**Dataset extract**
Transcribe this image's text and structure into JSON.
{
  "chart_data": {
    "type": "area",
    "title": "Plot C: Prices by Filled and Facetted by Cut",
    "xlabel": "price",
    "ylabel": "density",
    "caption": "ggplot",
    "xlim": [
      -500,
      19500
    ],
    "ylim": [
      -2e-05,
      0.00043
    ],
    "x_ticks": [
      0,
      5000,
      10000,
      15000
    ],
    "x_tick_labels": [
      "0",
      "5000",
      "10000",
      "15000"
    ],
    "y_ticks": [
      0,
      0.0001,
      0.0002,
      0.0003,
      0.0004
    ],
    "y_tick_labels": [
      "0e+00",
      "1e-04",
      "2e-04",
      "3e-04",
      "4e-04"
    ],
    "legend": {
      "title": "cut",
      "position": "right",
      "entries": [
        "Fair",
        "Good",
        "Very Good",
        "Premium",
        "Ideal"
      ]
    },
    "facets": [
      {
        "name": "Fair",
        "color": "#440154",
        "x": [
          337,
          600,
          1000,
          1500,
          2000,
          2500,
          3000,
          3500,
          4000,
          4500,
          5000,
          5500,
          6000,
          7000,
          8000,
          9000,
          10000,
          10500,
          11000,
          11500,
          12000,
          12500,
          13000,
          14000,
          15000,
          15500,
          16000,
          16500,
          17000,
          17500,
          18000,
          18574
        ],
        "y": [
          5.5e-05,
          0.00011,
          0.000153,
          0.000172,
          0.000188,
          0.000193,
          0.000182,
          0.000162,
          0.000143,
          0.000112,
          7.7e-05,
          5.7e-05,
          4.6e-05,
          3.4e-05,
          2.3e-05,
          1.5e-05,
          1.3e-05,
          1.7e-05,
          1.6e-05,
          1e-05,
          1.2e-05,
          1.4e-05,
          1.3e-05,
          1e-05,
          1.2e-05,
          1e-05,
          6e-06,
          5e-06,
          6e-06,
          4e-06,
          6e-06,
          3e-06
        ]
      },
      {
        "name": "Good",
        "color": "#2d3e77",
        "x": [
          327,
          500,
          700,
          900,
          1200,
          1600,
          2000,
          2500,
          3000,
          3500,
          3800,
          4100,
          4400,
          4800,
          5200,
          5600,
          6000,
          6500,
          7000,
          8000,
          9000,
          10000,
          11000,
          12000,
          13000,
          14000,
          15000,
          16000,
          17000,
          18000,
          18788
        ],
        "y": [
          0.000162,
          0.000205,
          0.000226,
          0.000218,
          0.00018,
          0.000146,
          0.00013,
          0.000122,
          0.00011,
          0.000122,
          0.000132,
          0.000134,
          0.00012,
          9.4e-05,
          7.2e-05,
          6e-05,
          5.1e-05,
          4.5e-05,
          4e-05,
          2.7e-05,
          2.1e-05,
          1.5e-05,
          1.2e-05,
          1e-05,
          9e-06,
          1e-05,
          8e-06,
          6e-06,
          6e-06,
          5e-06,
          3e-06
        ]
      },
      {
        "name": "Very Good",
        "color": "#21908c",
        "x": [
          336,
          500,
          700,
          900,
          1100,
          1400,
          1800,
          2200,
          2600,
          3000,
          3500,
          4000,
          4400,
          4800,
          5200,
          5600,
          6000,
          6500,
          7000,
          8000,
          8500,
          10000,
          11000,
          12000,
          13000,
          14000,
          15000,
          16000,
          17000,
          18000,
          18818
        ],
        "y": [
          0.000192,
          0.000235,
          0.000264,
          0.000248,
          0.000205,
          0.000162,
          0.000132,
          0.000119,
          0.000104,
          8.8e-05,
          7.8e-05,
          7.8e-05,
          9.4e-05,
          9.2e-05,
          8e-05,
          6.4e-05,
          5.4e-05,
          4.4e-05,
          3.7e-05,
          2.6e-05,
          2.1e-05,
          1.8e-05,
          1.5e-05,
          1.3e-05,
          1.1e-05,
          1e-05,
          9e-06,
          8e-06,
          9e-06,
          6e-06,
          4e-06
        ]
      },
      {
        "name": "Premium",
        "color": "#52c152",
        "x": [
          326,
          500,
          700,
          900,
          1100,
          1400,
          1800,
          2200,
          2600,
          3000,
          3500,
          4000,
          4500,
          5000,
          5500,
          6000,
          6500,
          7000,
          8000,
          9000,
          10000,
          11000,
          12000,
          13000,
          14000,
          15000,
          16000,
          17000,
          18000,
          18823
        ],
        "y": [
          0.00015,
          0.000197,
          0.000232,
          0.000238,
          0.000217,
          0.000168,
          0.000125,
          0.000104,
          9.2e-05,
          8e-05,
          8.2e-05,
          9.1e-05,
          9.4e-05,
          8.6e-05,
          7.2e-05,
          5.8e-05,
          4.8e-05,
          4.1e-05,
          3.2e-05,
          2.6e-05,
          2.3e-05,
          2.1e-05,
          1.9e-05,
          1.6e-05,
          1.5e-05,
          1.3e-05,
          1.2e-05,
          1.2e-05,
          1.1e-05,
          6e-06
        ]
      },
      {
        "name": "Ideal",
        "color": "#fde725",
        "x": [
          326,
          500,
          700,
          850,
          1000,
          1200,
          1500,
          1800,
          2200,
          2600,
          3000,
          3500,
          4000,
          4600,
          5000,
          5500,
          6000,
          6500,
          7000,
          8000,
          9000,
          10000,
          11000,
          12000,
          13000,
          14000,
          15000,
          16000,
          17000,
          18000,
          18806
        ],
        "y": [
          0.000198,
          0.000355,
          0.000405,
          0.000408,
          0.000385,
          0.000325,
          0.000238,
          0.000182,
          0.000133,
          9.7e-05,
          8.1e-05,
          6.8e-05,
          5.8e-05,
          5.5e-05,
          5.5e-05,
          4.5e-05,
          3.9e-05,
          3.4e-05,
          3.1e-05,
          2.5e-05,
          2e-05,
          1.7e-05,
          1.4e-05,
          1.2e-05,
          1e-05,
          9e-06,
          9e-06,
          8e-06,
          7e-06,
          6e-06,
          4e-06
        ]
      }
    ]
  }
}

**Short task**
Would you restate each of the entries word for word?

**Completed task**
Transcribe this image's text and structure into JSON.
{
  "chart_data": {
    "type": "area",
    "title": "Plot C: Prices by Filled and Facetted by Cut",
    "xlabel": "price",
    "ylabel": "density",
    "caption": "ggplot",
    "xlim": [
      -500,
      19500
    ],
    "ylim": [
      -2e-05,
      0.00043
    ],
    "x_ticks": [
      0,
      5000,
      10000,
      15000
    ],
    "x_tick_labels": [
      "0",
      "5000",
      "10000",
      "15000"
    ],
    "y_ticks": [
      0,
      0.0001,
      0.0002,
      0.0003,
      0.0004
    ],
    "y_tick_labels": [
      "0e+00",
      "1e-04",
      "2e-04",
      "3e-04",
      "4e-04"
    ],
    "legend": {
      "title": "cut",
      "position": "right",
      "entries": [
        "Fair",
        "Good",
        "Very Good",
        "Premium",
        "Ideal"
      ]
    },
    "facets": [
      {
        "name": "Fair",
        "color": "#440154",
        "x": [
          337,
          600,
          1000,
          1500,
          2000,
          2500,
          3000,
          3500,
          4000,
          4500,
          5000,
          5500,
          6000,
          7000,
          8000,
          9000,
          10000,
          10500,
          11000,
          11500,
          12000,
          12500,
          13000,
          14000,
          15000,
          15500,
          16000,
          16500,
          17000,
          17500,
          18000,
          18574
        ],
        "y": [
          5.5e-05,
          0.00011,
          0.000153,
          0.000172,
          0.000188,
          0.000193,
          0.000182,
          0.000162,
          0.000143,
          0.000112,
          7.7e-05,
          5.7e-05,
          4.6e-05,
          3.4e-05,
          2.3e-05,
          1.5e-05,
          1.3e-05,
          1.7e-05,
          1.6e-05,
          1e-05,
          1.2e-05,
          1.4e-05,
          1.3e-05,
          1e-05,
          1.2e-05,
          1e-05,
          6e-06,
          5e-06,
          6e-06,
          4e-06,
          6e-06,
          3e-06
        ]
      },
      {
        "name": "Good",
        "color": "#2d3e77",
        "x": [
          327,
          500,
          700,
          900,
          1200,
          1600,
          2000,
          2500,
          3000,
          3500,
          3800,
          4100,
          4400,
          4800,
          5200,
          5600,
          6000,
          6500,
          7000,
          8000,
          9000,
          10000,
          11000,
          12000,
          13000,
          14000,
          15000,
          16000,
          17000,
          18000,
          18788
        ],
        "y": [
          0.000162,
          0.000205,
          0.000226,
          0.000218,
          0.00018,
          0.000146,
          0.00013,
          0.000122,
          0.00011,
          0.000122,
          0.000132,
          0.000134,
          0.00012,
          9.4e-05,
          7.2e-05,
          6e-05,
          5.1e-05,
          4.5e-05,
          4e-05,
          2.7e-05,
          2.1e-05,
          1.5e-05,
          1.2e-05,
          1e-05,
          9e-06,
          1e-05,
          8e-06,
          6e-06,
          6e-06,
          5e-06,
          3e-06
        ]
      },
      {
        "name": "Very Good",
        "color": "#21908c",
        "x": [
          336,
          500,
          700,
          900,
          1100,
          1400,
          1800,
          2200,
          2600,
          3000,
          3500,
          4000,
          4400,
          4800,
          5200,
          5600,
          6000,
          6500,
          7000,
          8000,
          8500,
          10000,
          11000,
          12000,
          13000,
          14000,
          15000,
          16000,
          17000,
          18000,
          18818
        ],
        "y": [
          0.000192,
          0.000235,
          0.000264,
          0.000248,
          0.000205,
          0.000162,
          0.000132,
          0.000119,
          0.000104,
          8.8e-05,
          7.8e-05,
          7.8e-05,
          9.4e-05,
          9.2e-05,
          8e-05,
          6.4e-05,
          5.4e-05,
          4.4e-05,
          3.7e-05,
          2.6e-05,
          2.1e-05,
          1.8e-05,
          1.5e-05,
          1.3e-05,
          1.1e-05,
          1e-05,
          9e-06,
          8e-06,
          9e-06,
          6e-06,
          4e-06
        ]
      },
      {
        "name": "Premium",
        "color": "#52c152",
        "x": [
          326,
          500,
          700,
          900,
          1100,
          1400,
          1800,
          2200,
          2600,
          3000,
          3500,
          4000,
          4500,
          5000,
          5500,
          6000,
          6500,
          7000,
          8000,
          9000,
          10000,
          11000,
          12000,
          13000,
          14000,
          15000,
          16000,
          17000,
          18000,
          18823
        ],
        "y": [
          0.00015,
          0.000197,
          0.000232,
          0.000238,
          0.000217,
          0.000168,
          0.000125,
          0.000104,
          9.2e-05,
          8e-05,
          8.2e-05,
          9.1e-05,
          9.4e-05,
          8.6e-05,
          7.2e-05,
          5.8e-05,
          4.8e-05,
          4.1e-05,
          3.2e-05,
          2.6e-05,
          2.3e-05,
          2.1e-05,
          1.9e-05,
          1.6e-05,
          1.5e-05,
          1.3e-05,
          1.2e-05,
          1.2e-05,
          1.1e-05,
          6e-06
        ]
      },
      {
        "name": "Ideal",
        "color": "#fde725",
        "x": [
          326,
          500,
          700,
          850,
          1000,
          1200,
          1500,
          1800,
          2200,
          2600,
          3000,
          3500,
          4000,
          4600,
          5000,
          5500,
          6000,
          6500,
          7000,
          8000,
          9000,
          10000,
          11000,
          12000,
          13000,
          14000,
          15000,
          16000,
          17000,
          18000,
          18806
        ],
        "y": [
          0.000198,
          0.000355,
          0.000405,
          0.000408,
          0.000385,
          0.000325,
          0.000238,
          0.000182,
          0.000133,
          9.7e-05,
          8.1e-05,
          6.8e-05,
          5.8e-05,
          5.5e-05,
          5.5e-05,
          4.5e-05,
          3.9e-05,
          3.4e-05,
          3.1e-05,
          2.5e-05,
          2e-05,
          1.7e-05,
          1.4e-05,
          1.2e-05,
          1e-05,
          9e-06,
          9e-06,
          8e-06,
          7e-06,
          6e-06,
          4e-06
        ]
      }
    ]
  }
}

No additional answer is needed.